» Exercise task:
Rewrite every listing below, replacing "y-tick-label" with "y-tick-text" and leaving everything else unchanged.

[Box coordinate listings]
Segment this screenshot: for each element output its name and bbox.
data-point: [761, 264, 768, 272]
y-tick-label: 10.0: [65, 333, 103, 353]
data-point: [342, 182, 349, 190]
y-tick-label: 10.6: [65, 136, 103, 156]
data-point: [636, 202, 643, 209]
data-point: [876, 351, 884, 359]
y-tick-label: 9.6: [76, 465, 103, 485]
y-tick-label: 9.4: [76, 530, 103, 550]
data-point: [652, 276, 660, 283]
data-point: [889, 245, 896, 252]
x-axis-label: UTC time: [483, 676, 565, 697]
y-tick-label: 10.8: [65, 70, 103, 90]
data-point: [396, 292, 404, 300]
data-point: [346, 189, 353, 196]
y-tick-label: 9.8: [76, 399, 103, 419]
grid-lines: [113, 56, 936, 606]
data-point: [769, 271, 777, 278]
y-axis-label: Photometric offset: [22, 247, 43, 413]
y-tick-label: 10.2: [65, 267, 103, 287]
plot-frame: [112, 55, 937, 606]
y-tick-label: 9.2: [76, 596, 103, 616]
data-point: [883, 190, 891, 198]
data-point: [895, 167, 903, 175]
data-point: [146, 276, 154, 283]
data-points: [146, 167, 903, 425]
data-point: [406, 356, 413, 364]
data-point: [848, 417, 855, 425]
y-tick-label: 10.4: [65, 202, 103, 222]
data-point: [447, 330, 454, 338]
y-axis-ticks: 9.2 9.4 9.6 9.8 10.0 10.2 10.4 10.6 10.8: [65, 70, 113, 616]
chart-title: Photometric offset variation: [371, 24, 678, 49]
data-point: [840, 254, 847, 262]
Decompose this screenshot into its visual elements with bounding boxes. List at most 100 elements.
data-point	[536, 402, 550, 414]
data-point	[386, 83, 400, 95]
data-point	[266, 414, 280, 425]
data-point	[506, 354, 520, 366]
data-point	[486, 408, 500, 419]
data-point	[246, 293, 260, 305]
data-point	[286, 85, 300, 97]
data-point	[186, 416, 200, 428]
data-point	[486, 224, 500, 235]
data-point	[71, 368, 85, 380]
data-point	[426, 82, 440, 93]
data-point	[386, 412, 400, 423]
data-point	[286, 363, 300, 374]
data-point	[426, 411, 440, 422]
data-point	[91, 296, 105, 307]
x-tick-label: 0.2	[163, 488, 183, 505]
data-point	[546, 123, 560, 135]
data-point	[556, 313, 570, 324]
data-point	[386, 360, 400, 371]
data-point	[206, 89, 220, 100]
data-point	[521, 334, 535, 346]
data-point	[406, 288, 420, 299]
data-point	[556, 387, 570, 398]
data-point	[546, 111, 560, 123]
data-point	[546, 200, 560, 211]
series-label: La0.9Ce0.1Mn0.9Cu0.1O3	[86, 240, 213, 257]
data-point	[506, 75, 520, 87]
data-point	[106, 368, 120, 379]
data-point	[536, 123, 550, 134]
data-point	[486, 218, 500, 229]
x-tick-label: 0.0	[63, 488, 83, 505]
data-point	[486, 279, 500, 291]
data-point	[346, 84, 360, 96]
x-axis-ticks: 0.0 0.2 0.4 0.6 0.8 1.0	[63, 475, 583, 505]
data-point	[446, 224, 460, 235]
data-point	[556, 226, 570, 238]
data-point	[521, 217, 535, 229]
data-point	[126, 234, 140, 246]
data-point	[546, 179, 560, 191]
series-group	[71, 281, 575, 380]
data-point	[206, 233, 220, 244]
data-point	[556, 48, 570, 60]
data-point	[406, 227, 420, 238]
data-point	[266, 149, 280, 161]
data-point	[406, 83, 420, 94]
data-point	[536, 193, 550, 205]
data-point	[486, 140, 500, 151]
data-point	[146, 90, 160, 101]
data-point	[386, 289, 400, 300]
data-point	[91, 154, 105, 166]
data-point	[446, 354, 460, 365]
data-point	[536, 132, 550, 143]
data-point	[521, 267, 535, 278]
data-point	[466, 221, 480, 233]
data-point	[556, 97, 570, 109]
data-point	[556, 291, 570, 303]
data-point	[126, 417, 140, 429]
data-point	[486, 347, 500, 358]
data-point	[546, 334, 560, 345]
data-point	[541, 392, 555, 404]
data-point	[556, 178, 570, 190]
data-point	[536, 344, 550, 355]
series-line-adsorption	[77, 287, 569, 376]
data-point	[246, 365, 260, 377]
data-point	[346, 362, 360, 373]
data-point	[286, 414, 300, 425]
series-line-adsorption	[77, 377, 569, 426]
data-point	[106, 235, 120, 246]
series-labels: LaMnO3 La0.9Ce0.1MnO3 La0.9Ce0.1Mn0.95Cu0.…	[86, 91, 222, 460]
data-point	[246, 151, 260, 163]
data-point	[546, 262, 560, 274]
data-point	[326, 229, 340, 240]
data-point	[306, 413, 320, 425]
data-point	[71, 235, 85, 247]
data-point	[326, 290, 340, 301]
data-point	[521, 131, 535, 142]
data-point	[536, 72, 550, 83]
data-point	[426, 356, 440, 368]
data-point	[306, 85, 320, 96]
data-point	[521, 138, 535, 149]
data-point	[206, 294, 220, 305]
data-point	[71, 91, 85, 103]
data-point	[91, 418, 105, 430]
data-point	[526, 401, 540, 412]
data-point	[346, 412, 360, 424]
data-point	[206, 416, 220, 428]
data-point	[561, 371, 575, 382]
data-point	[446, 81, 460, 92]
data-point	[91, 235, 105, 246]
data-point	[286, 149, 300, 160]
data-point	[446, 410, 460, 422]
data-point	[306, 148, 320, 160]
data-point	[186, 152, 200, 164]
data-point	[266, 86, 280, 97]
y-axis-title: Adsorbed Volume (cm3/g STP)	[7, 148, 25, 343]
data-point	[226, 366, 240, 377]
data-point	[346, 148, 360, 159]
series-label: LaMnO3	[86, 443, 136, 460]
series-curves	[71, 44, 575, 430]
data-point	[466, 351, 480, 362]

» Output for this exercise:
Segment this screenshot: for each element output its name and bbox.
data-point: [761, 264, 768, 272]
y-tick-text: 10.0: [65, 333, 103, 353]
data-point: [342, 182, 349, 190]
y-tick-text: 10.6: [65, 136, 103, 156]
data-point: [636, 202, 643, 209]
data-point: [876, 351, 884, 359]
y-tick-text: 9.6: [76, 465, 103, 485]
y-tick-text: 9.4: [76, 530, 103, 550]
data-point: [652, 276, 660, 283]
data-point: [889, 245, 896, 252]
x-axis-label: UTC time: [483, 676, 565, 697]
y-tick-text: 10.8: [65, 70, 103, 90]
data-point: [396, 292, 404, 300]
data-point: [346, 189, 353, 196]
y-tick-text: 9.8: [76, 399, 103, 419]
grid-lines: [113, 56, 936, 606]
data-point: [769, 271, 777, 278]
y-axis-label: Photometric offset: [22, 247, 43, 413]
y-tick-text: 10.2: [65, 267, 103, 287]
plot-frame: [112, 55, 937, 606]
y-tick-text: 9.2: [76, 596, 103, 616]
data-point: [883, 190, 891, 198]
data-point: [895, 167, 903, 175]
data-point: [146, 276, 154, 283]
data-points: [146, 167, 903, 425]
data-point: [406, 356, 413, 364]
data-point: [848, 417, 855, 425]
y-tick-text: 10.4: [65, 202, 103, 222]
data-point: [447, 330, 454, 338]
y-axis-ticks: 9.2 9.4 9.6 9.8 10.0 10.2 10.4 10.6 10.8: [65, 70, 113, 616]
chart-title: Photometric offset variation: [371, 24, 678, 49]
data-point: [840, 254, 847, 262]
Decompose this screenshot into its visual elements with bounding boxes. List at most 100 elements.
data-point	[536, 402, 550, 414]
data-point	[386, 83, 400, 95]
data-point	[266, 414, 280, 425]
data-point	[506, 354, 520, 366]
data-point	[486, 408, 500, 419]
data-point	[246, 293, 260, 305]
data-point	[286, 85, 300, 97]
data-point	[186, 416, 200, 428]
data-point	[486, 224, 500, 235]
data-point	[71, 368, 85, 380]
data-point	[426, 82, 440, 93]
data-point	[386, 412, 400, 423]
data-point	[286, 363, 300, 374]
data-point	[426, 411, 440, 422]
data-point	[91, 296, 105, 307]
x-tick-label: 0.2	[163, 488, 183, 505]
data-point	[546, 123, 560, 135]
data-point	[556, 313, 570, 324]
data-point	[386, 360, 400, 371]
data-point	[206, 89, 220, 100]
data-point	[521, 334, 535, 346]
data-point	[406, 288, 420, 299]
data-point	[556, 387, 570, 398]
data-point	[546, 111, 560, 123]
data-point	[546, 200, 560, 211]
series-label: La0.9Ce0.1Mn0.9Cu0.1O3	[86, 240, 213, 257]
data-point	[506, 75, 520, 87]
data-point	[106, 368, 120, 379]
data-point	[536, 123, 550, 134]
data-point	[486, 218, 500, 229]
x-tick-label: 0.0	[63, 488, 83, 505]
data-point	[486, 279, 500, 291]
data-point	[346, 84, 360, 96]
x-axis-ticks: 0.0 0.2 0.4 0.6 0.8 1.0	[63, 475, 583, 505]
data-point	[446, 224, 460, 235]
data-point	[556, 226, 570, 238]
data-point	[521, 217, 535, 229]
data-point	[126, 234, 140, 246]
data-point	[546, 179, 560, 191]
series-group	[71, 281, 575, 380]
data-point	[206, 233, 220, 244]
data-point	[556, 48, 570, 60]
data-point	[406, 227, 420, 238]
data-point	[266, 149, 280, 161]
data-point	[406, 83, 420, 94]
data-point	[536, 193, 550, 205]
data-point	[486, 140, 500, 151]
data-point	[146, 90, 160, 101]
data-point	[386, 289, 400, 300]
data-point	[91, 154, 105, 166]
data-point	[446, 354, 460, 365]
data-point	[536, 132, 550, 143]
data-point	[521, 267, 535, 278]
data-point	[466, 221, 480, 233]
data-point	[556, 97, 570, 109]
data-point	[556, 291, 570, 303]
data-point	[126, 417, 140, 429]
data-point	[486, 347, 500, 358]
data-point	[546, 334, 560, 345]
data-point	[541, 392, 555, 404]
data-point	[556, 178, 570, 190]
data-point	[536, 344, 550, 355]
series-line-adsorption	[77, 287, 569, 376]
data-point	[246, 365, 260, 377]
data-point	[346, 362, 360, 373]
data-point	[286, 414, 300, 425]
series-line-adsorption	[77, 377, 569, 426]
data-point	[106, 235, 120, 246]
series-labels: LaMnO3 La0.9Ce0.1MnO3 La0.9Ce0.1Mn0.95Cu0.…	[86, 91, 222, 460]
data-point	[246, 151, 260, 163]
data-point	[546, 262, 560, 274]
data-point	[326, 229, 340, 240]
data-point	[306, 413, 320, 425]
data-point	[71, 235, 85, 247]
data-point	[326, 290, 340, 301]
data-point	[521, 131, 535, 142]
data-point	[536, 72, 550, 83]
data-point	[426, 356, 440, 368]
data-point	[306, 85, 320, 96]
data-point	[521, 138, 535, 149]
data-point	[206, 294, 220, 305]
data-point	[71, 91, 85, 103]
data-point	[91, 418, 105, 430]
data-point	[526, 401, 540, 412]
data-point	[346, 412, 360, 424]
data-point	[206, 416, 220, 428]
data-point	[561, 371, 575, 382]
data-point	[446, 81, 460, 92]
data-point	[91, 235, 105, 246]
data-point	[286, 149, 300, 160]
data-point	[446, 410, 460, 422]
data-point	[306, 148, 320, 160]
data-point	[186, 152, 200, 164]
data-point	[266, 86, 280, 97]
y-axis-title: Adsorbed Volume (cm3/g STP)	[7, 148, 25, 343]
data-point	[226, 366, 240, 377]
data-point	[346, 148, 360, 159]
series-label: LaMnO3	[86, 443, 136, 460]
series-curves	[71, 44, 575, 430]
data-point	[466, 351, 480, 362]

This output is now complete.